____ RECORDS SHOWN

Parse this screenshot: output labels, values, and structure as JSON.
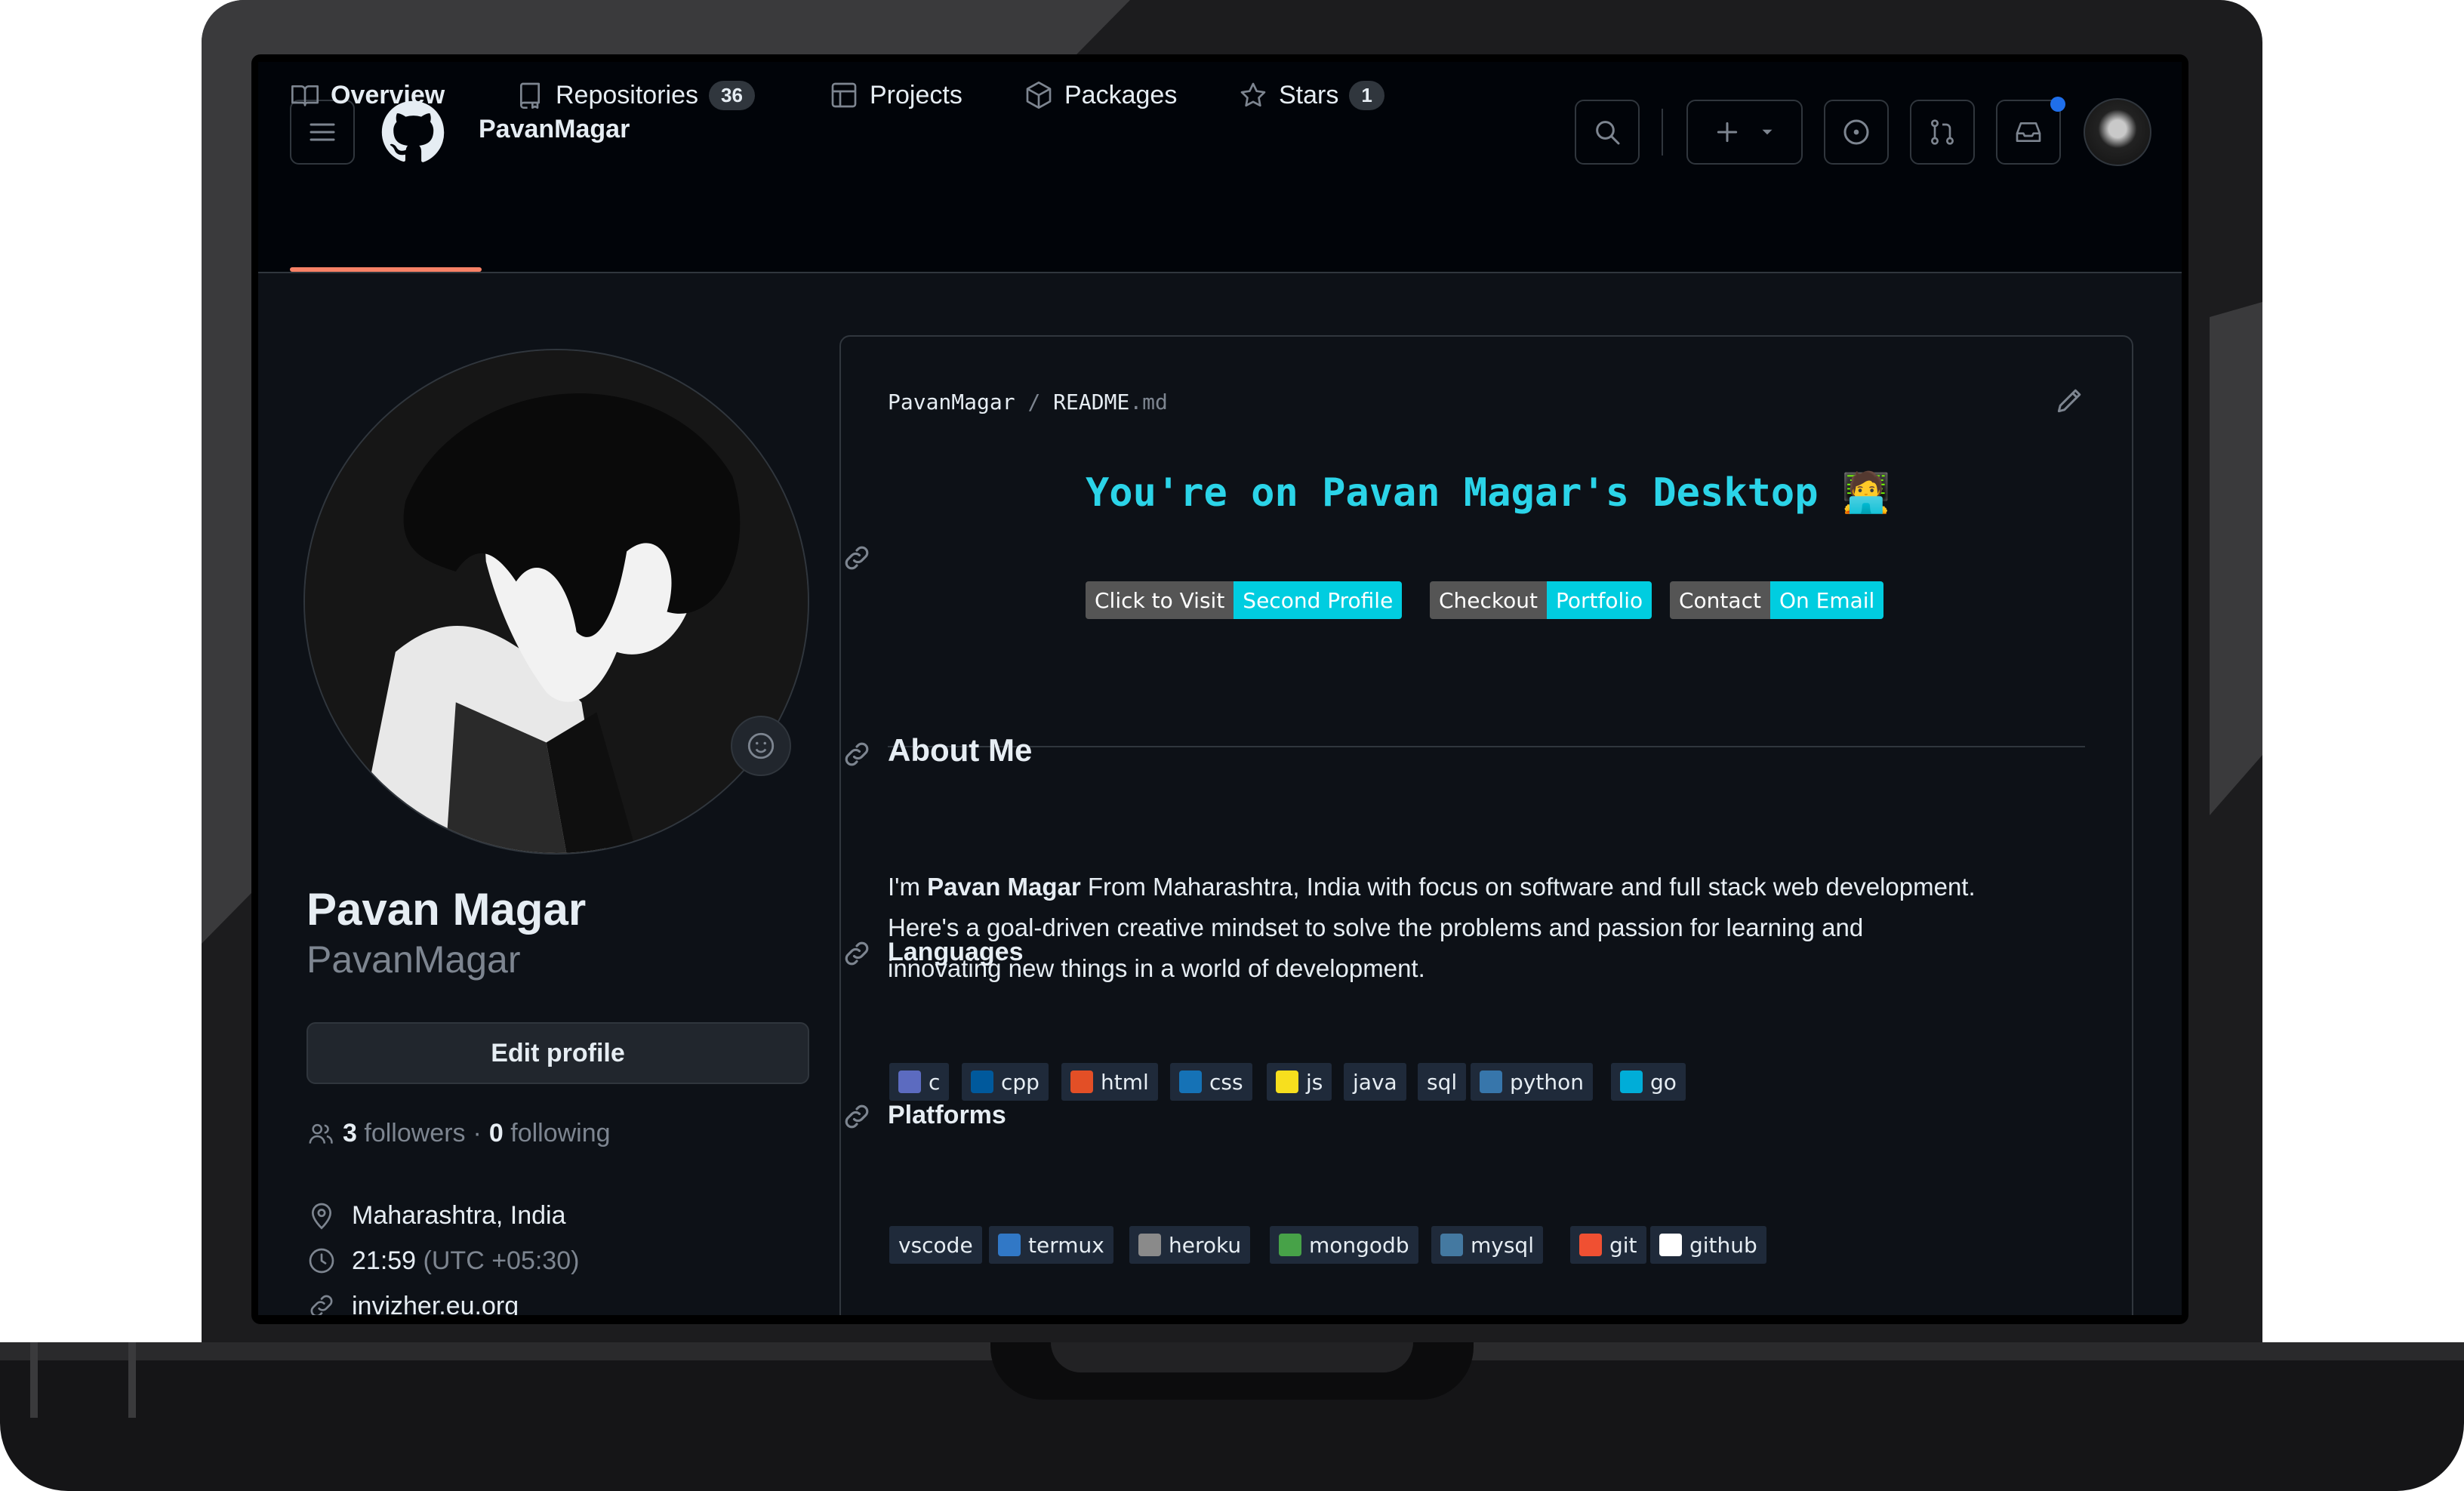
{
  "header": {
    "username": "PavanMagar"
  },
  "tabs": [
    {
      "label": "Overview"
    },
    {
      "label": "Repositories",
      "count": "36"
    },
    {
      "label": "Projects"
    },
    {
      "label": "Packages"
    },
    {
      "label": "Stars",
      "count": "1"
    }
  ],
  "profile": {
    "name": "Pavan Magar",
    "login": "PavanMagar",
    "edit_label": "Edit profile",
    "followers_count": "3",
    "followers_label": "followers",
    "separator": "·",
    "following_count": "0",
    "following_label": "following",
    "location": "Maharashtra, India",
    "time": "21:59",
    "timezone": "(UTC +05:30)",
    "website": "invizher.eu.org"
  },
  "readme": {
    "path_user": "PavanMagar",
    "path_sep": "/",
    "path_file": "README",
    "path_ext": ".md",
    "title": "You're on Pavan Magar's Desktop",
    "title_emoji": "🧑‍💻",
    "badges": [
      {
        "left": "Click to Visit",
        "right": "Second Profile"
      },
      {
        "left": "Checkout",
        "right": "Portfolio"
      },
      {
        "left": "Contact",
        "right": "On Email"
      }
    ],
    "about_heading": "About Me",
    "about_pre": "I'm ",
    "about_name": "Pavan Magar",
    "about_line1": " From Maharashtra, India with focus on software and full stack web development.",
    "about_line2": "Here's a goal-driven creative mindset to solve the problems and passion for learning and",
    "about_line3": "innovating new things in a world of development.",
    "languages_heading": "Languages",
    "languages": [
      {
        "label": "c",
        "color": "#5c6bc0"
      },
      {
        "label": "cpp",
        "color": "#00599c"
      },
      {
        "label": "html",
        "color": "#e34f26"
      },
      {
        "label": "css",
        "color": "#1572b6"
      },
      {
        "label": "js",
        "color": "#f7df1e"
      },
      {
        "label": "java",
        "color": ""
      },
      {
        "label": "sql",
        "color": ""
      },
      {
        "label": "python",
        "color": "#3776ab"
      },
      {
        "label": "go",
        "color": "#00add8"
      }
    ],
    "platforms_heading": "Platforms",
    "platforms": [
      {
        "label": "vscode",
        "color": ""
      },
      {
        "label": "termux",
        "color": "#3178c6"
      },
      {
        "label": "heroku",
        "color": "#8a8a8a"
      },
      {
        "label": "mongodb",
        "color": "#47a248"
      },
      {
        "label": "mysql",
        "color": "#4479a1"
      },
      {
        "label": "git",
        "color": "#f05032"
      },
      {
        "label": "github",
        "color": "#ffffff"
      }
    ]
  }
}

________

• _STATED TASK_:
Pick out the lines containing the string "right" and show them.

• _RESPONSE_:
        "right": "Second Profile"
        "right": "Portfolio"
        "right": "On Email"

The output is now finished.